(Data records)

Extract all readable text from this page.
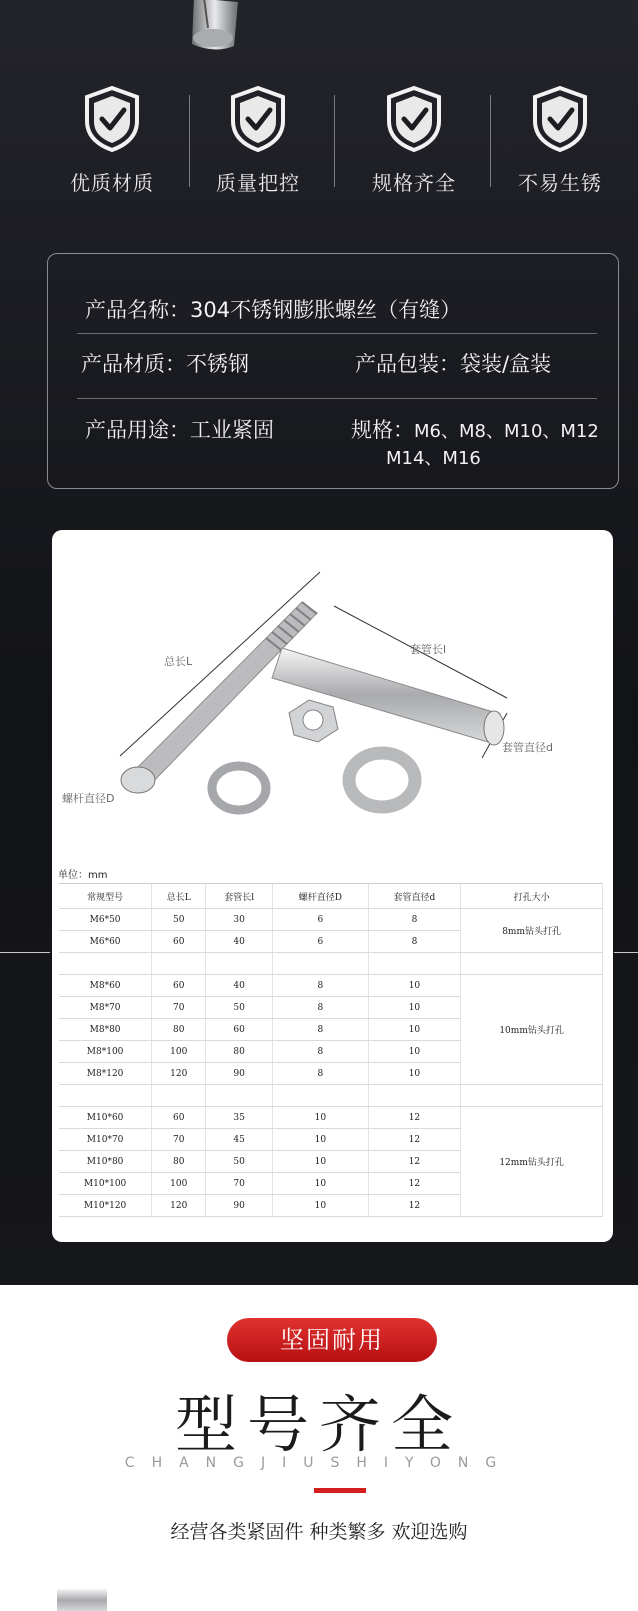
优质材质	质量把控	规格齐全	不易生锈
产品名称：304不锈钢膨胀螺丝（有缝）
产品材质：不锈钢	产品包装：袋装/盒装
产品用途：工业紧固	规格：M6、M8、M10、M12
M14、M16
总长L
套管长l
套管直径d
螺杆直径D
单位：mm
常规型号	总长L	套管长l	螺杆直径D	套管直径d	打孔大小
M6*50	50	30	6	8	8mm钻头打孔
M6*60	60	40	6	8	

M8*60	60	40	8	10	10mm钻头打孔
M8*70	70	50	8	10	
M8*80	80	60	8	10	
M8*100	100	80	8	10	
M8*120	120	90	8	10	

M10*60	60	35	10	12	12mm钻头打孔
M10*70	70	45	10	12	
M10*80	80	50	10	12	
M10*100	100	70	10	12	
M10*120	120	90	10	12	
坚固耐用
型号齐全
CHANGJIUSHIYONG
经营各类紧固件 种类繁多 欢迎选购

▸ DIRECTION:
Set the data above down again exactly as given, with no pictures.

▸ OUTPUT BELOW:
Extract all readable text from this page.
优质材质	质量把控	规格齐全	不易生锈
产品名称：304不锈钢膨胀螺丝（有缝）
产品材质：不锈钢	产品包装：袋装/盒装
产品用途：工业紧固	规格：M6、M8、M10、M12
M14、M16
总长L
套管长l
套管直径d
螺杆直径D
单位：mm
常规型号	总长L	套管长l	螺杆直径D	套管直径d	打孔大小
M6*50	50	30	6	8	8mm钻头打孔
M6*60	60	40	6	8	

M8*60	60	40	8	10	10mm钻头打孔
M8*70	70	50	8	10	
M8*80	80	60	8	10	
M8*100	100	80	8	10	
M8*120	120	90	8	10	

M10*60	60	35	10	12	12mm钻头打孔
M10*70	70	45	10	12	
M10*80	80	50	10	12	
M10*100	100	70	10	12	
M10*120	120	90	10	12	
坚固耐用
型号齐全
CHANGJIUSHIYONG
经营各类紧固件 种类繁多 欢迎选购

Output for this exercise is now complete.